• Task prompt: Output every line exactly as written. Leave out pictures.
+--
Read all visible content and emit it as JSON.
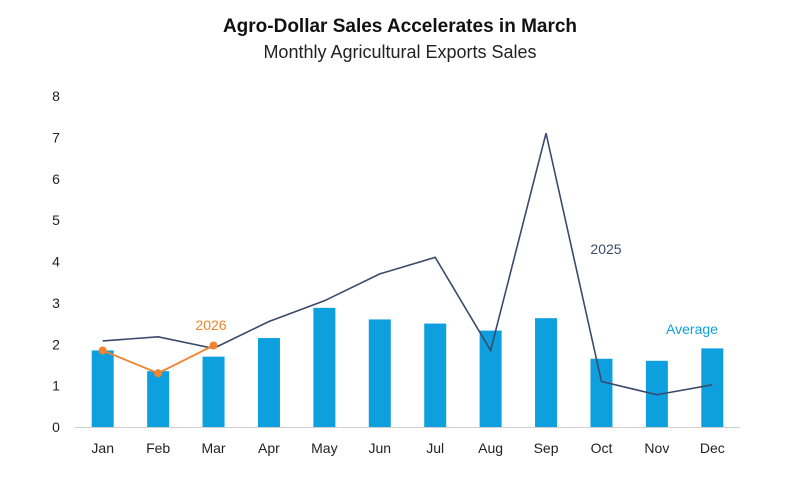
{
  "chart_data": {
    "type": "bar",
    "title": "Agro-Dollar Sales Accelerates in March",
    "subtitle": "Monthly Agricultural Exports Sales",
    "xlabel": "",
    "ylabel": "",
    "ylim": [
      0,
      8
    ],
    "yticks": [
      "0",
      "1",
      "2",
      "3",
      "4",
      "5",
      "6",
      "7",
      "8"
    ],
    "grid": false,
    "legend": "none",
    "categories": [
      "Jan",
      "Feb",
      "Mar",
      "Apr",
      "May",
      "Jun",
      "Jul",
      "Aug",
      "Sep",
      "Oct",
      "Nov",
      "Dec"
    ],
    "series": [
      {
        "name": "Average",
        "type": "bar",
        "color": "#0ea0de",
        "values": [
          1.85,
          1.35,
          1.7,
          2.15,
          2.88,
          2.6,
          2.5,
          2.33,
          2.63,
          1.65,
          1.6,
          1.9
        ]
      },
      {
        "name": "2025",
        "type": "line",
        "color": "#3b4a6b",
        "values": [
          2.08,
          2.18,
          1.9,
          2.55,
          3.05,
          3.7,
          4.1,
          1.85,
          7.1,
          1.1,
          0.78,
          1.02
        ]
      },
      {
        "name": "2026",
        "type": "line",
        "color": "#f0852d",
        "markers": true,
        "values": [
          1.85,
          1.3,
          1.97,
          null,
          null,
          null,
          null,
          null,
          null,
          null,
          null,
          null
        ]
      }
    ]
  }
}
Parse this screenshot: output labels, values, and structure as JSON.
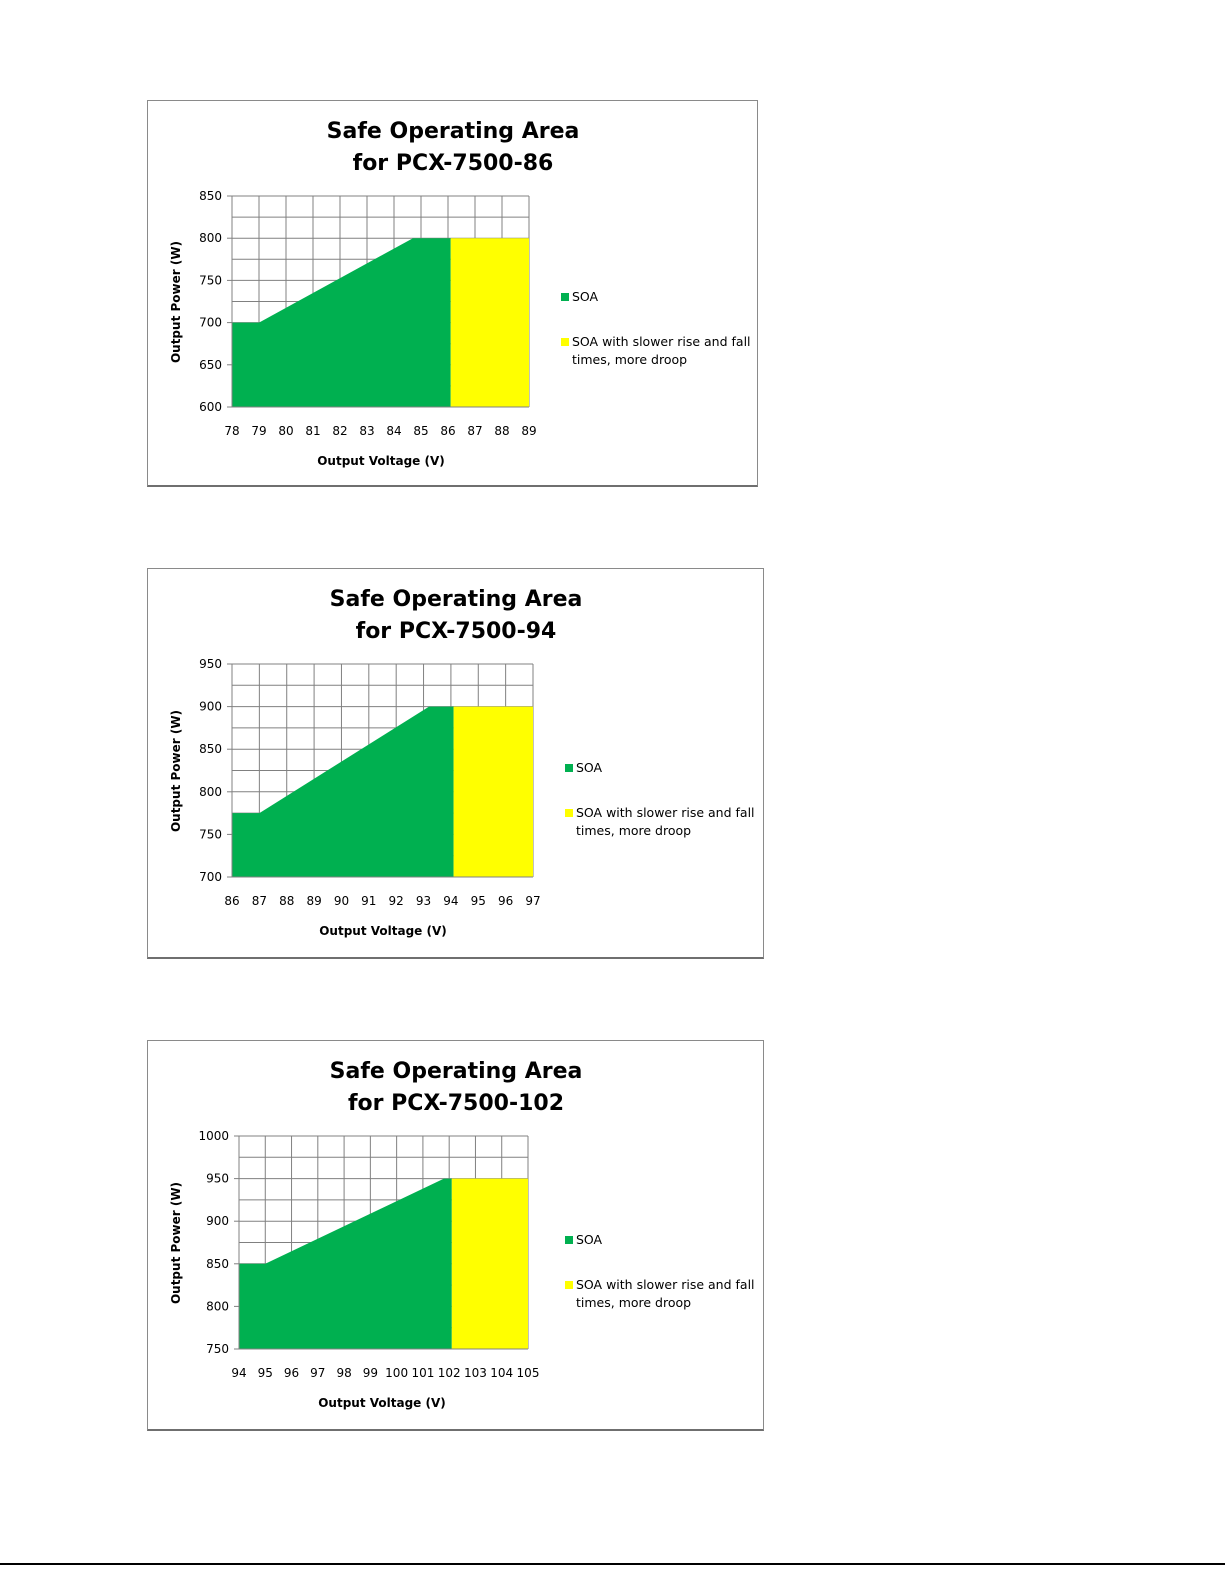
{
  "chart_data": [
    {
      "type": "area",
      "title": [
        "Safe Operating Area",
        "for PCX-7500-86"
      ],
      "xlabel": "Output Voltage  (V)",
      "ylabel": "Output Power  (W)",
      "xlim": [
        78,
        89
      ],
      "ylim": [
        600,
        850
      ],
      "xticks": [
        78,
        79,
        80,
        81,
        82,
        83,
        84,
        85,
        86,
        87,
        88,
        89
      ],
      "yticks": [
        600,
        650,
        700,
        750,
        800,
        850
      ],
      "grid": true,
      "legend_position": "right",
      "series": [
        {
          "name": "SOA",
          "color": "#00b050",
          "x": [
            78,
            79,
            84.7,
            86.1
          ],
          "y": [
            700,
            700,
            800,
            800
          ]
        },
        {
          "name": "SOA with slower rise and fall times, more droop",
          "color": "#ffff00",
          "x": [
            86.1,
            89
          ],
          "y": [
            800,
            800
          ]
        }
      ]
    },
    {
      "type": "area",
      "title": [
        "Safe Operating Area",
        "for PCX-7500-94"
      ],
      "xlabel": "Output Voltage  (V)",
      "ylabel": "Output Power  (W)",
      "xlim": [
        86,
        97
      ],
      "ylim": [
        700,
        950
      ],
      "xticks": [
        86,
        87,
        88,
        89,
        90,
        91,
        92,
        93,
        94,
        95,
        96,
        97
      ],
      "yticks": [
        700,
        750,
        800,
        850,
        900,
        950
      ],
      "grid": true,
      "legend_position": "right",
      "series": [
        {
          "name": "SOA",
          "color": "#00b050",
          "x": [
            86,
            87,
            93.2,
            94.1
          ],
          "y": [
            775,
            775,
            900,
            900
          ]
        },
        {
          "name": "SOA with slower rise and fall times, more droop",
          "color": "#ffff00",
          "x": [
            94.1,
            97
          ],
          "y": [
            900,
            900
          ]
        }
      ]
    },
    {
      "type": "area",
      "title": [
        "Safe Operating Area",
        "for PCX-7500-102"
      ],
      "xlabel": "Output Voltage  (V)",
      "ylabel": "Output Power  (W)",
      "xlim": [
        94,
        105
      ],
      "ylim": [
        750,
        1000
      ],
      "xticks": [
        94,
        95,
        96,
        97,
        98,
        99,
        100,
        101,
        102,
        103,
        104,
        105
      ],
      "yticks": [
        750,
        800,
        850,
        900,
        950,
        1000
      ],
      "grid": true,
      "legend_position": "right",
      "series": [
        {
          "name": "SOA",
          "color": "#00b050",
          "x": [
            94,
            95,
            101.8,
            102.1
          ],
          "y": [
            850,
            850,
            950,
            950
          ]
        },
        {
          "name": "SOA with slower rise and fall times, more droop",
          "color": "#ffff00",
          "x": [
            102.1,
            105
          ],
          "y": [
            950,
            950
          ]
        }
      ]
    }
  ]
}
+--
• Result:
Read all visible content and emit it as JSON.
{
  "chart_data": {
    "type": "bar",
    "title": "Agro-Dollar Sales Accelerates in March",
    "subtitle": "Monthly Agricultural Exports Sales",
    "xlabel": "",
    "ylabel": "",
    "ylim": [
      0,
      8
    ],
    "yticks": [
      "0",
      "1",
      "2",
      "3",
      "4",
      "5",
      "6",
      "7",
      "8"
    ],
    "grid": false,
    "legend": "none",
    "categories": [
      "Jan",
      "Feb",
      "Mar",
      "Apr",
      "May",
      "Jun",
      "Jul",
      "Aug",
      "Sep",
      "Oct",
      "Nov",
      "Dec"
    ],
    "series": [
      {
        "name": "Average",
        "type": "bar",
        "color": "#0ea0de",
        "values": [
          1.85,
          1.35,
          1.7,
          2.15,
          2.88,
          2.6,
          2.5,
          2.33,
          2.63,
          1.65,
          1.6,
          1.9
        ]
      },
      {
        "name": "2025",
        "type": "line",
        "color": "#3b4a6b",
        "values": [
          2.08,
          2.18,
          1.9,
          2.55,
          3.05,
          3.7,
          4.1,
          1.85,
          7.1,
          1.1,
          0.78,
          1.02
        ]
      },
      {
        "name": "2026",
        "type": "line",
        "color": "#f0852d",
        "markers": true,
        "values": [
          1.85,
          1.3,
          1.97,
          null,
          null,
          null,
          null,
          null,
          null,
          null,
          null,
          null
        ]
      }
    ]
  }
}
Parse this screenshot: output labels, values, and structure as JSON.
{
  "chart_data": [
    {
      "type": "area",
      "title": [
        "Safe Operating Area",
        "for PCX-7500-86"
      ],
      "xlabel": "Output Voltage  (V)",
      "ylabel": "Output Power  (W)",
      "xlim": [
        78,
        89
      ],
      "ylim": [
        600,
        850
      ],
      "xticks": [
        78,
        79,
        80,
        81,
        82,
        83,
        84,
        85,
        86,
        87,
        88,
        89
      ],
      "yticks": [
        600,
        650,
        700,
        750,
        800,
        850
      ],
      "grid": true,
      "legend_position": "right",
      "series": [
        {
          "name": "SOA",
          "color": "#00b050",
          "x": [
            78,
            79,
            84.7,
            86.1
          ],
          "y": [
            700,
            700,
            800,
            800
          ]
        },
        {
          "name": "SOA with slower rise and fall times, more droop",
          "color": "#ffff00",
          "x": [
            86.1,
            89
          ],
          "y": [
            800,
            800
          ]
        }
      ]
    },
    {
      "type": "area",
      "title": [
        "Safe Operating Area",
        "for PCX-7500-94"
      ],
      "xlabel": "Output Voltage  (V)",
      "ylabel": "Output Power  (W)",
      "xlim": [
        86,
        97
      ],
      "ylim": [
        700,
        950
      ],
      "xticks": [
        86,
        87,
        88,
        89,
        90,
        91,
        92,
        93,
        94,
        95,
        96,
        97
      ],
      "yticks": [
        700,
        750,
        800,
        850,
        900,
        950
      ],
      "grid": true,
      "legend_position": "right",
      "series": [
        {
          "name": "SOA",
          "color": "#00b050",
          "x": [
            86,
            87,
            93.2,
            94.1
          ],
          "y": [
            775,
            775,
            900,
            900
          ]
        },
        {
          "name": "SOA with slower rise and fall times, more droop",
          "color": "#ffff00",
          "x": [
            94.1,
            97
          ],
          "y": [
            900,
            900
          ]
        }
      ]
    },
    {
      "type": "area",
      "title": [
        "Safe Operating Area",
        "for PCX-7500-102"
      ],
      "xlabel": "Output Voltage  (V)",
      "ylabel": "Output Power  (W)",
      "xlim": [
        94,
        105
      ],
      "ylim": [
        750,
        1000
      ],
      "xticks": [
        94,
        95,
        96,
        97,
        98,
        99,
        100,
        101,
        102,
        103,
        104,
        105
      ],
      "yticks": [
        750,
        800,
        850,
        900,
        950,
        1000
      ],
      "grid": true,
      "legend_position": "right",
      "series": [
        {
          "name": "SOA",
          "color": "#00b050",
          "x": [
            94,
            95,
            101.8,
            102.1
          ],
          "y": [
            850,
            850,
            950,
            950
          ]
        },
        {
          "name": "SOA with slower rise and fall times, more droop",
          "color": "#ffff00",
          "x": [
            102.1,
            105
          ],
          "y": [
            950,
            950
          ]
        }
      ]
    }
  ]
}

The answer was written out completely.